[Lines of data]

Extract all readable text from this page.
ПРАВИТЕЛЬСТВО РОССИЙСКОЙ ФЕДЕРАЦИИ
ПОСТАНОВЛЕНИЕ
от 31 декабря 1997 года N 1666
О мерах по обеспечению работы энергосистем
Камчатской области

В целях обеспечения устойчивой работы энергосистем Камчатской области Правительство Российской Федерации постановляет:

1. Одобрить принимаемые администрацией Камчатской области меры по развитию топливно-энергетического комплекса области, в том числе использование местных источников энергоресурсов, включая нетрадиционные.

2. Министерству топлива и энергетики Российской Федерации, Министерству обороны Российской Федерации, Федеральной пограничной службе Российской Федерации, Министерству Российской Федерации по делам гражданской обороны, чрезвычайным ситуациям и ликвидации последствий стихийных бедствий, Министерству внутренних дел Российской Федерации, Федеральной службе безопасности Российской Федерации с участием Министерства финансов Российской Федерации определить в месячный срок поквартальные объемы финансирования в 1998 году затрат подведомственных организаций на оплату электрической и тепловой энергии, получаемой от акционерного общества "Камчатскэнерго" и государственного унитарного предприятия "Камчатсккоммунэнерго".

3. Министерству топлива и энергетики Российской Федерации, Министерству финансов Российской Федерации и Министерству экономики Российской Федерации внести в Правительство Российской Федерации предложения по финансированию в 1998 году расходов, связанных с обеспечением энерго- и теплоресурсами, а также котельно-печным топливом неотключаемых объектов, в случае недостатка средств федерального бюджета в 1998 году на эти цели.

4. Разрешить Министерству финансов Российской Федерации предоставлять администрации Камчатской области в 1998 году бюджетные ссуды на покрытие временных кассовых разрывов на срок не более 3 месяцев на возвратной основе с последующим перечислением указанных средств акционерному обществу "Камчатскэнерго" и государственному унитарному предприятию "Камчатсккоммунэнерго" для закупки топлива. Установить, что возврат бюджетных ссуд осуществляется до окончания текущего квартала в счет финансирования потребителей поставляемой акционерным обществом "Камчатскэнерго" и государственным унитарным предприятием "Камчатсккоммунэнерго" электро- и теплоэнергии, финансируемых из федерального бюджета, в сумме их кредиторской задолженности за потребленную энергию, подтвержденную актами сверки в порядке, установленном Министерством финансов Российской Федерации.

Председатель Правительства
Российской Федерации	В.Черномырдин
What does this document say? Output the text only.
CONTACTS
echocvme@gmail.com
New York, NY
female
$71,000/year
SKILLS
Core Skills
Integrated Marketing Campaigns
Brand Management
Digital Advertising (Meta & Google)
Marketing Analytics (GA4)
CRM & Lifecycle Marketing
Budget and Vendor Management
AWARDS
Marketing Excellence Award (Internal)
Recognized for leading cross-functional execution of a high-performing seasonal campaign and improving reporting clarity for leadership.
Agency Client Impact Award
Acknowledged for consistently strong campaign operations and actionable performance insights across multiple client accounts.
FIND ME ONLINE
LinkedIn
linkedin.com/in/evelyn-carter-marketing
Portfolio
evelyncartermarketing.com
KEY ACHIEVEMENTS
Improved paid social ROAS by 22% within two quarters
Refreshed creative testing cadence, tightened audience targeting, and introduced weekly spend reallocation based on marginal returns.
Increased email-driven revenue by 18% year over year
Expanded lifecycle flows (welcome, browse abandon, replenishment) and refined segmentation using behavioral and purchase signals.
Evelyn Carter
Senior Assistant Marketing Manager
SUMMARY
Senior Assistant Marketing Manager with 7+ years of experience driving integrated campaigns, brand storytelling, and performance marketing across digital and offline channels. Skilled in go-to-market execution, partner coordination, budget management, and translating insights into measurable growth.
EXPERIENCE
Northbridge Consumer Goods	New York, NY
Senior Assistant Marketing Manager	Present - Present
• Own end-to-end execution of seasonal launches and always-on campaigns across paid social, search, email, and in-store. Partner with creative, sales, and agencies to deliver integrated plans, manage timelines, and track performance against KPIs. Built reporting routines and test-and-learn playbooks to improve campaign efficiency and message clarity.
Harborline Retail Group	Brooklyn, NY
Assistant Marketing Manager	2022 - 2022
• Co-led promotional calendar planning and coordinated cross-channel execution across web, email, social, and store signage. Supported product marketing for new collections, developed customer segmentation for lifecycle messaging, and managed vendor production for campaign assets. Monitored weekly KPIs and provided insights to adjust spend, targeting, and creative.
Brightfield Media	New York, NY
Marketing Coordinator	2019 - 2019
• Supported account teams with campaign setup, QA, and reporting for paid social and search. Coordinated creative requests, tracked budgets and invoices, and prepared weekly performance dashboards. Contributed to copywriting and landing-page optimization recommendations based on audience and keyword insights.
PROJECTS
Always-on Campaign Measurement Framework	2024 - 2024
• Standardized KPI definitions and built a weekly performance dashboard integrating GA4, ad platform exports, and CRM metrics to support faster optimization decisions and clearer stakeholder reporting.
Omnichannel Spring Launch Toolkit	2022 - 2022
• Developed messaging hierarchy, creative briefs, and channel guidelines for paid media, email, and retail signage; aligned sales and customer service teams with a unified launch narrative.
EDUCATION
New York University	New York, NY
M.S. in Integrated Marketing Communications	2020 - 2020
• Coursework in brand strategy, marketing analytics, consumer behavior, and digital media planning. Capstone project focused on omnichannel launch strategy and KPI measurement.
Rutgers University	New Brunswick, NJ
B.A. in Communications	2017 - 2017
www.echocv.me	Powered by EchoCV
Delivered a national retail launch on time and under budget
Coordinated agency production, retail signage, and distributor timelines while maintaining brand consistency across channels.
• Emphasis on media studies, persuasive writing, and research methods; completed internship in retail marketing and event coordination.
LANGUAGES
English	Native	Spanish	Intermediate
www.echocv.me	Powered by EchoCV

[Aim of the exercise]: Extract the listing in its entirety, matching it exactly.

[Task response]:
Extract all readable text from this page.
ПРАВИТЕЛЬСТВО РОССИЙСКОЙ ФЕДЕРАЦИИ
ПОСТАНОВЛЕНИЕ
от 31 декабря 1997 года N 1666
О мерах по обеспечению работы энергосистем
Камчатской области

В целях обеспечения устойчивой работы энергосистем Камчатской области Правительство Российской Федерации постановляет:

1. Одобрить принимаемые администрацией Камчатской области меры по развитию топливно-энергетического комплекса области, в том числе использование местных источников энергоресурсов, включая нетрадиционные.

2. Министерству топлива и энергетики Российской Федерации, Министерству обороны Российской Федерации, Федеральной пограничной службе Российской Федерации, Министерству Российской Федерации по делам гражданской обороны, чрезвычайным ситуациям и ликвидации последствий стихийных бедствий, Министерству внутренних дел Российской Федерации, Федеральной службе безопасности Российской Федерации с участием Министерства финансов Российской Федерации определить в месячный срок поквартальные объемы финансирования в 1998 году затрат подведомственных организаций на оплату электрической и тепловой энергии, получаемой от акционерного общества "Камчатскэнерго" и государственного унитарного предприятия "Камчатсккоммунэнерго".

3. Министерству топлива и энергетики Российской Федерации, Министерству финансов Российской Федерации и Министерству экономики Российской Федерации внести в Правительство Российской Федерации предложения по финансированию в 1998 году расходов, связанных с обеспечением энерго- и теплоресурсами, а также котельно-печным топливом неотключаемых объектов, в случае недостатка средств федерального бюджета в 1998 году на эти цели.

4. Разрешить Министерству финансов Российской Федерации предоставлять администрации Камчатской области в 1998 году бюджетные ссуды на покрытие временных кассовых разрывов на срок не более 3 месяцев на возвратной основе с последующим перечислением указанных средств акционерному обществу "Камчатскэнерго" и государственному унитарному предприятию "Камчатсккоммунэнерго" для закупки топлива. Установить, что возврат бюджетных ссуд осуществляется до окончания текущего квартала в счет финансирования потребителей поставляемой акционерным обществом "Камчатскэнерго" и государственным унитарным предприятием "Камчатсккоммунэнерго" электро- и теплоэнергии, финансируемых из федерального бюджета, в сумме их кредиторской задолженности за потребленную энергию, подтвержденную актами сверки в порядке, установленном Министерством финансов Российской Федерации.

Председатель Правительства
Российской Федерации	В.Черномырдин
What does this document say? Output the text only.
CONTACTS
echocvme@gmail.com
New York, NY
female
$71,000/year
SKILLS
Core Skills
Integrated Marketing Campaigns
Brand Management
Digital Advertising (Meta & Google)
Marketing Analytics (GA4)
CRM & Lifecycle Marketing
Budget and Vendor Management
AWARDS
Marketing Excellence Award (Internal)
Recognized for leading cross-functional execution of a high-performing seasonal campaign and improving reporting clarity for leadership.
Agency Client Impact Award
Acknowledged for consistently strong campaign operations and actionable performance insights across multiple client accounts.
FIND ME ONLINE
LinkedIn
linkedin.com/in/evelyn-carter-marketing
Portfolio
evelyncartermarketing.com
KEY ACHIEVEMENTS
Improved paid social ROAS by 22% within two quarters
Refreshed creative testing cadence, tightened audience targeting, and introduced weekly spend reallocation based on marginal returns.
Increased email-driven revenue by 18% year over year
Expanded lifecycle flows (welcome, browse abandon, replenishment) and refined segmentation using behavioral and purchase signals.
Evelyn Carter
Senior Assistant Marketing Manager
SUMMARY
Senior Assistant Marketing Manager with 7+ years of experience driving integrated campaigns, brand storytelling, and performance marketing across digital and offline channels. Skilled in go-to-market execution, partner coordination, budget management, and translating insights into measurable growth.
EXPERIENCE
Northbridge Consumer Goods	New York, NY
Senior Assistant Marketing Manager	Present - Present
• Own end-to-end execution of seasonal launches and always-on campaigns across paid social, search, email, and in-store. Partner with creative, sales, and agencies to deliver integrated plans, manage timelines, and track performance against KPIs. Built reporting routines and test-and-learn playbooks to improve campaign efficiency and message clarity.
Harborline Retail Group	Brooklyn, NY
Assistant Marketing Manager	2022 - 2022
• Co-led promotional calendar planning and coordinated cross-channel execution across web, email, social, and store signage. Supported product marketing for new collections, developed customer segmentation for lifecycle messaging, and managed vendor production for campaign assets. Monitored weekly KPIs and provided insights to adjust spend, targeting, and creative.
Brightfield Media	New York, NY
Marketing Coordinator	2019 - 2019
• Supported account teams with campaign setup, QA, and reporting for paid social and search. Coordinated creative requests, tracked budgets and invoices, and prepared weekly performance dashboards. Contributed to copywriting and landing-page optimization recommendations based on audience and keyword insights.
PROJECTS
Always-on Campaign Measurement Framework	2024 - 2024
• Standardized KPI definitions and built a weekly performance dashboard integrating GA4, ad platform exports, and CRM metrics to support faster optimization decisions and clearer stakeholder reporting.
Omnichannel Spring Launch Toolkit	2022 - 2022
• Developed messaging hierarchy, creative briefs, and channel guidelines for paid media, email, and retail signage; aligned sales and customer service teams with a unified launch narrative.
EDUCATION
New York University	New York, NY
M.S. in Integrated Marketing Communications	2020 - 2020
• Coursework in brand strategy, marketing analytics, consumer behavior, and digital media planning. Capstone project focused on omnichannel launch strategy and KPI measurement.
Rutgers University	New Brunswick, NJ
B.A. in Communications	2017 - 2017
www.echocv.me	Powered by EchoCV
Delivered a national retail launch on time and under budget
Coordinated agency production, retail signage, and distributor timelines while maintaining brand consistency across channels.
• Emphasis on media studies, persuasive writing, and research methods; completed internship in retail marketing and event coordination.
LANGUAGES
English	Native	Spanish	Intermediate
www.echocv.me	Powered by EchoCV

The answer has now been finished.